Supplied records>
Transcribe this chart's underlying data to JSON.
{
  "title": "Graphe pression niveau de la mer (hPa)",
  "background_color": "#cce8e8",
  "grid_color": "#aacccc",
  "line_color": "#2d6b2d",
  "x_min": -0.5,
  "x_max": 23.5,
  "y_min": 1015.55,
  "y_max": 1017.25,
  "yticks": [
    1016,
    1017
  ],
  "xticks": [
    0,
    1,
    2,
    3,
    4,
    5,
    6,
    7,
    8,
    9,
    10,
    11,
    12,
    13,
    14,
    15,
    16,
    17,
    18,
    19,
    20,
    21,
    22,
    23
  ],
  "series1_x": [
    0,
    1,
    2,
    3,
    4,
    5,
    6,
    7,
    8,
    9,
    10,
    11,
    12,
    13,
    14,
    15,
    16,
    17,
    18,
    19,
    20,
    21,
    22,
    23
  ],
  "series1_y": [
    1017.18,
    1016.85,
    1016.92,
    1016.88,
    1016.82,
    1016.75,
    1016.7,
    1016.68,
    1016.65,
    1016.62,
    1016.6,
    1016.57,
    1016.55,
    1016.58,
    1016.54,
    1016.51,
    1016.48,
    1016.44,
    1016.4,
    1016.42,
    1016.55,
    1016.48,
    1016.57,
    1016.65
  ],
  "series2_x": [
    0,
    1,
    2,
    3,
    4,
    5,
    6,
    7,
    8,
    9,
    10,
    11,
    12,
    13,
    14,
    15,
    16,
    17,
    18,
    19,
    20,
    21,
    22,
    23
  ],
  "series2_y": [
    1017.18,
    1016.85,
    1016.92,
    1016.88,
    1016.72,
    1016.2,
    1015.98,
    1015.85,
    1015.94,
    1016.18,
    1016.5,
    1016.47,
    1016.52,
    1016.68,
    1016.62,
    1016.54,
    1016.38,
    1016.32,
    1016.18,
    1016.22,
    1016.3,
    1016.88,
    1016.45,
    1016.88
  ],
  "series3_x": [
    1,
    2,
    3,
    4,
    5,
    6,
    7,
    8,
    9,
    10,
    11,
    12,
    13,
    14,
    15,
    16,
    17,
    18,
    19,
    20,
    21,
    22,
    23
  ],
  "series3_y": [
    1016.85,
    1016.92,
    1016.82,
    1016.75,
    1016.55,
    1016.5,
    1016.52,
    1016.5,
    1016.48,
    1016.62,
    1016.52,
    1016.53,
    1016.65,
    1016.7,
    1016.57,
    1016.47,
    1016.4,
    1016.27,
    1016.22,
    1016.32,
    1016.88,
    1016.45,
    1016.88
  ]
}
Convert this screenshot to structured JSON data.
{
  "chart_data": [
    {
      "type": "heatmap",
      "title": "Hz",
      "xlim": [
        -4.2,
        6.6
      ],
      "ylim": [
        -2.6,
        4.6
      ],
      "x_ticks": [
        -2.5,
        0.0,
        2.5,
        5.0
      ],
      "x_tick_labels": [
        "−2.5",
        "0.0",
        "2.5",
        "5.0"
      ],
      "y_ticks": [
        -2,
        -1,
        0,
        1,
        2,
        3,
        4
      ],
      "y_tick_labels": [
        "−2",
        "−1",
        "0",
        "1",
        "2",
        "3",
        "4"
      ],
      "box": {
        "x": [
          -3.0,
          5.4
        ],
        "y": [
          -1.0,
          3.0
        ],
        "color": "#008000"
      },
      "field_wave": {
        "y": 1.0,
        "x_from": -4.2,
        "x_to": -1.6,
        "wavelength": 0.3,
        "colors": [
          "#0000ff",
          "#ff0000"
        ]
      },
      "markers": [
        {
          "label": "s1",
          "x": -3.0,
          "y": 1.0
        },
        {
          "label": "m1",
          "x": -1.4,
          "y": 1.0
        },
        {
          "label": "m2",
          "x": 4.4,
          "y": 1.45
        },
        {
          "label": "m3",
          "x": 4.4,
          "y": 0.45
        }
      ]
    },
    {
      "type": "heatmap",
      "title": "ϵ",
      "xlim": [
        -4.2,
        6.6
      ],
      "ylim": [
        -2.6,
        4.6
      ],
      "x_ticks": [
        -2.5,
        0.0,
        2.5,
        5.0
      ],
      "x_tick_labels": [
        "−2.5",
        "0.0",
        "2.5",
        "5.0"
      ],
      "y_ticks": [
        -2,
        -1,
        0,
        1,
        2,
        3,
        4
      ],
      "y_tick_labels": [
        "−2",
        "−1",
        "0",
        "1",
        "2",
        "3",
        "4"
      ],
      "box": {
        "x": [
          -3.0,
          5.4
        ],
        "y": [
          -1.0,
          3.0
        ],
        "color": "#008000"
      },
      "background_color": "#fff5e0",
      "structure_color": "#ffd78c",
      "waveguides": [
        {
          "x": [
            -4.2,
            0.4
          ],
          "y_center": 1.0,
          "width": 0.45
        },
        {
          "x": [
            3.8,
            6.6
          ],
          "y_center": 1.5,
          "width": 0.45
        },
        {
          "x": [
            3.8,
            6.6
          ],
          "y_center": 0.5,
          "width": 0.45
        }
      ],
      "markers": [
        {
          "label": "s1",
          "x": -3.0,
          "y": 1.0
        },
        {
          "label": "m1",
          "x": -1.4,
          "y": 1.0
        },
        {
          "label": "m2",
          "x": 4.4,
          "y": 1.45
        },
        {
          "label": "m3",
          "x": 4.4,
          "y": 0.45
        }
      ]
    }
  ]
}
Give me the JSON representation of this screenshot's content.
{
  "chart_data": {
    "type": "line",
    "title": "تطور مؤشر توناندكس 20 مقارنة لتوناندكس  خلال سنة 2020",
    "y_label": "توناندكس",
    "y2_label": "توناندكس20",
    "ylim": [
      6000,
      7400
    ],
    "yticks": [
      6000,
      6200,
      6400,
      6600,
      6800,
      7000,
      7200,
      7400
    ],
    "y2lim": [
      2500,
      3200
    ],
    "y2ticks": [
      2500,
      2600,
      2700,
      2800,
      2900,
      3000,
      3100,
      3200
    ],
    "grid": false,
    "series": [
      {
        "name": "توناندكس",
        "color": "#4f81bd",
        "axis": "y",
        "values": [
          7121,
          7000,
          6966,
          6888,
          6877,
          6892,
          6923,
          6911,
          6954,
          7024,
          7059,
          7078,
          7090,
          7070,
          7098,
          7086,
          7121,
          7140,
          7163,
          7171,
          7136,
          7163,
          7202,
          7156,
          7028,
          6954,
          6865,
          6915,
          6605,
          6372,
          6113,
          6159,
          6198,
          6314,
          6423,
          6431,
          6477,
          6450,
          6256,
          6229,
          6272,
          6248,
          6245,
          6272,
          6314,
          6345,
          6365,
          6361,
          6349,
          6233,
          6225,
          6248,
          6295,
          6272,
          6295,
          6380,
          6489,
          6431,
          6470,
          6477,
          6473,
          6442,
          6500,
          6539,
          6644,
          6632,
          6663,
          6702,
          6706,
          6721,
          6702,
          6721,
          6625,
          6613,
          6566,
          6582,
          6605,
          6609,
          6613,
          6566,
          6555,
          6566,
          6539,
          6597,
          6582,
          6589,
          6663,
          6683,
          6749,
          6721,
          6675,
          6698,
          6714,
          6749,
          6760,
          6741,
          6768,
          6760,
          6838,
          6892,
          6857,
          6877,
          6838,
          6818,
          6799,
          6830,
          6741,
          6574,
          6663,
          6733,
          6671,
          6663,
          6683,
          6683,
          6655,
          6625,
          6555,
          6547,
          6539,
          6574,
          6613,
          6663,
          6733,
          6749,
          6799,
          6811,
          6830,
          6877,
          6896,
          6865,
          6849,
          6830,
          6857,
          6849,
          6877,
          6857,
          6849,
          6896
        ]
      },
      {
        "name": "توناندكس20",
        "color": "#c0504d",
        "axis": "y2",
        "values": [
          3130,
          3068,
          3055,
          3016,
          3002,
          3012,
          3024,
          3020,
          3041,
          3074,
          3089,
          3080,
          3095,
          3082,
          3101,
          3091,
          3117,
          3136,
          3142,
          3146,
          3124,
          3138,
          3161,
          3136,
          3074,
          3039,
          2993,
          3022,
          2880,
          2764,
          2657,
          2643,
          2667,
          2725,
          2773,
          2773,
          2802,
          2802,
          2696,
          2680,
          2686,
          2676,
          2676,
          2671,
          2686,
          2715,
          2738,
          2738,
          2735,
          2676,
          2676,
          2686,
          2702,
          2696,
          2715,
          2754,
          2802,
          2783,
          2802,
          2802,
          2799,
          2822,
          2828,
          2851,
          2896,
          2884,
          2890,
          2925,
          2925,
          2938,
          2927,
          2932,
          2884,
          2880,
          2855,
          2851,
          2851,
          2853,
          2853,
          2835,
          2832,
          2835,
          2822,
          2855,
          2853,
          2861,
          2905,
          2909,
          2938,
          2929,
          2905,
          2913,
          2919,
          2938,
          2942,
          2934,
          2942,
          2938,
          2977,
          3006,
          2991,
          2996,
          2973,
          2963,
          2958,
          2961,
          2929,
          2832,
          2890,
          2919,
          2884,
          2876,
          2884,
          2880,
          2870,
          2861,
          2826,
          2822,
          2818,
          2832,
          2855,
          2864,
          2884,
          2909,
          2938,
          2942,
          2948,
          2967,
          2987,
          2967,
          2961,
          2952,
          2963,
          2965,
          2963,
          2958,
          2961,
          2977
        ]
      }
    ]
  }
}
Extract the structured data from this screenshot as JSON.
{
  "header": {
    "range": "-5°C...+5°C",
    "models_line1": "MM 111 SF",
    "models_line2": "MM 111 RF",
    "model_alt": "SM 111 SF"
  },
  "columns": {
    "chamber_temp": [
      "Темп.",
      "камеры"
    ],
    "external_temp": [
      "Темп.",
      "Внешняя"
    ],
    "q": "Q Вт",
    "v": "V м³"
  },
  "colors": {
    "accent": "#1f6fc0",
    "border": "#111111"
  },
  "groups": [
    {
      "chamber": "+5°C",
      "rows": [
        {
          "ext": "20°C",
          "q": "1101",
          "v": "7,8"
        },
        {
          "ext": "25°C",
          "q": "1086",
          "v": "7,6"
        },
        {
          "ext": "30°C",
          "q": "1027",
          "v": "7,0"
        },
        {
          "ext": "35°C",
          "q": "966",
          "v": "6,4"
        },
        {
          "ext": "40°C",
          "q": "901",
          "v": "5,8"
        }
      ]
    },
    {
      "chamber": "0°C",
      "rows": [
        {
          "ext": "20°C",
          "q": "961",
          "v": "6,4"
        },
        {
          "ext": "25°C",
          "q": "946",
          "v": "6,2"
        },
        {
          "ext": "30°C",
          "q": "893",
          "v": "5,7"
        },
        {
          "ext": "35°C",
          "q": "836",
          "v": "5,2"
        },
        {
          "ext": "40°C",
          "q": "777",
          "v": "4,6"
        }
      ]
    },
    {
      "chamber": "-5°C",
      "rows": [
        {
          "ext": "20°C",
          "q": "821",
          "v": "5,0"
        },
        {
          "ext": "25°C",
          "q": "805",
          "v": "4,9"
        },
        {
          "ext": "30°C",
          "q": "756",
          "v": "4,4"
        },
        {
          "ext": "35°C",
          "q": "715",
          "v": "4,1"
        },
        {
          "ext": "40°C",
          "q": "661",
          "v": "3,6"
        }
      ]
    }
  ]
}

Exercise details> Answer with a single number: the count of lines holding the word "structured".

Answer below> 2